• PROBLEM DESCRIPTION: From the line that includes "Extract all readable text from this page." to the last line of the records, inclusive, repeat each line exactly.

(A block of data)
○ ○ ○ ○

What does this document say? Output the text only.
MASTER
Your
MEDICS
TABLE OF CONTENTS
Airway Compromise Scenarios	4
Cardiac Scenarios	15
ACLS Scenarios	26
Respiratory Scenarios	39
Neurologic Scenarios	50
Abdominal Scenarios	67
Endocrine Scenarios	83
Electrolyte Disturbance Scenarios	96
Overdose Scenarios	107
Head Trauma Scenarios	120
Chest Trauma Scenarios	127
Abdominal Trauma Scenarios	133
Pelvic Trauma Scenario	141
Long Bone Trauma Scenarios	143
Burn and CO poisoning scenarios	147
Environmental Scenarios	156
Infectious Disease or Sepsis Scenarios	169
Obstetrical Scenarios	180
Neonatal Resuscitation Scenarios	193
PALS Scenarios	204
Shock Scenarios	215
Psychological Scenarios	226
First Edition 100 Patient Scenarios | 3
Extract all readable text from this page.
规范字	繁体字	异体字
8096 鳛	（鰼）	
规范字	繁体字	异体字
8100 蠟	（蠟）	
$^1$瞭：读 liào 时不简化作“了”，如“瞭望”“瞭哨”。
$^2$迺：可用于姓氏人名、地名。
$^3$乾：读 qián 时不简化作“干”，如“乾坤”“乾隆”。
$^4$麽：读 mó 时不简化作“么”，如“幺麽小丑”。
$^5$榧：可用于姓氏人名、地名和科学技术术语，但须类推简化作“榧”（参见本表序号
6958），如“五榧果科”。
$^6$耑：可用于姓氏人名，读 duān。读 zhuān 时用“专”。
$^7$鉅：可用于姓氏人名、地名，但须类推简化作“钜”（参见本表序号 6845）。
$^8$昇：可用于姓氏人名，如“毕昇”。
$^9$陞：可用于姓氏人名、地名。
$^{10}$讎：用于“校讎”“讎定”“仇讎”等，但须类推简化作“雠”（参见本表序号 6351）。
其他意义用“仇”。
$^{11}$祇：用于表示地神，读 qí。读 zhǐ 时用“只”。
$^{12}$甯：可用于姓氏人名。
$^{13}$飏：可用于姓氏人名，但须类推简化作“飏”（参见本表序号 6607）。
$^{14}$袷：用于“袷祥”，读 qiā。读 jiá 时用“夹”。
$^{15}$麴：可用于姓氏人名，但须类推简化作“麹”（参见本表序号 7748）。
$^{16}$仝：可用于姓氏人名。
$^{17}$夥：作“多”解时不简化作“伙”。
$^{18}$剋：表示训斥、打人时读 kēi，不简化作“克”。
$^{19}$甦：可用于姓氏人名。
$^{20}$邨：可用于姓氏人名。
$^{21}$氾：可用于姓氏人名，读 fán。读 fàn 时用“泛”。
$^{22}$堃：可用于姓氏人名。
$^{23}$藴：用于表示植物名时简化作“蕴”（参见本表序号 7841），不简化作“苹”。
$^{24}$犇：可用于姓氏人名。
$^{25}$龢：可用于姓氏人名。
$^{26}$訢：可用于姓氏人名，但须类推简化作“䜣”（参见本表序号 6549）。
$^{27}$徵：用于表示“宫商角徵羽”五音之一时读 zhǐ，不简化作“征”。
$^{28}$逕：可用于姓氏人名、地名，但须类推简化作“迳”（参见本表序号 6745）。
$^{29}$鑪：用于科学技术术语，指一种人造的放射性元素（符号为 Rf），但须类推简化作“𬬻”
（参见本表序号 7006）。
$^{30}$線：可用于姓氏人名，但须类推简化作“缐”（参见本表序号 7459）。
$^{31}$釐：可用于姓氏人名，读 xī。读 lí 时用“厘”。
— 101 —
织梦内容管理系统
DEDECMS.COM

○ ○ ○ ○

• OUTPUT FOR THIS TASK:
Extract all readable text from this page.
规范字	繁体字	异体字
8096 鳛	（鰼）	
规范字	繁体字	异体字
8100 蠟	（蠟）	
$^1$瞭：读 liào 时不简化作“了”，如“瞭望”“瞭哨”。
$^2$迺：可用于姓氏人名、地名。
$^3$乾：读 qián 时不简化作“干”，如“乾坤”“乾隆”。
$^4$麽：读 mó 时不简化作“么”，如“幺麽小丑”。
$^5$榧：可用于姓氏人名、地名和科学技术术语，但须类推简化作“榧”（参见本表序号
6958），如“五榧果科”。
$^6$耑：可用于姓氏人名，读 duān。读 zhuān 时用“专”。
$^7$鉅：可用于姓氏人名、地名，但须类推简化作“钜”（参见本表序号 6845）。
$^8$昇：可用于姓氏人名，如“毕昇”。
$^9$陞：可用于姓氏人名、地名。
$^{10}$讎：用于“校讎”“讎定”“仇讎”等，但须类推简化作“雠”（参见本表序号 6351）。
其他意义用“仇”。
$^{11}$祇：用于表示地神，读 qí。读 zhǐ 时用“只”。
$^{12}$甯：可用于姓氏人名。
$^{13}$飏：可用于姓氏人名，但须类推简化作“飏”（参见本表序号 6607）。
$^{14}$袷：用于“袷祥”，读 qiā。读 jiá 时用“夹”。
$^{15}$麴：可用于姓氏人名，但须类推简化作“麹”（参见本表序号 7748）。
$^{16}$仝：可用于姓氏人名。
$^{17}$夥：作“多”解时不简化作“伙”。
$^{18}$剋：表示训斥、打人时读 kēi，不简化作“克”。
$^{19}$甦：可用于姓氏人名。
$^{20}$邨：可用于姓氏人名。
$^{21}$氾：可用于姓氏人名，读 fán。读 fàn 时用“泛”。
$^{22}$堃：可用于姓氏人名。
$^{23}$藴：用于表示植物名时简化作“蕴”（参见本表序号 7841），不简化作“苹”。
$^{24}$犇：可用于姓氏人名。
$^{25}$龢：可用于姓氏人名。
$^{26}$訢：可用于姓氏人名，但须类推简化作“䜣”（参见本表序号 6549）。
$^{27}$徵：用于表示“宫商角徵羽”五音之一时读 zhǐ，不简化作“征”。
$^{28}$逕：可用于姓氏人名、地名，但须类推简化作“迳”（参见本表序号 6745）。
$^{29}$鑪：用于科学技术术语，指一种人造的放射性元素（符号为 Rf），但须类推简化作“𬬻”
（参见本表序号 7006）。
$^{30}$線：可用于姓氏人名，但须类推简化作“缐”（参见本表序号 7459）。
$^{31}$釐：可用于姓氏人名，读 xī。读 lí 时用“厘”。
— 101 —
织梦内容管理系统
DEDECMS.COM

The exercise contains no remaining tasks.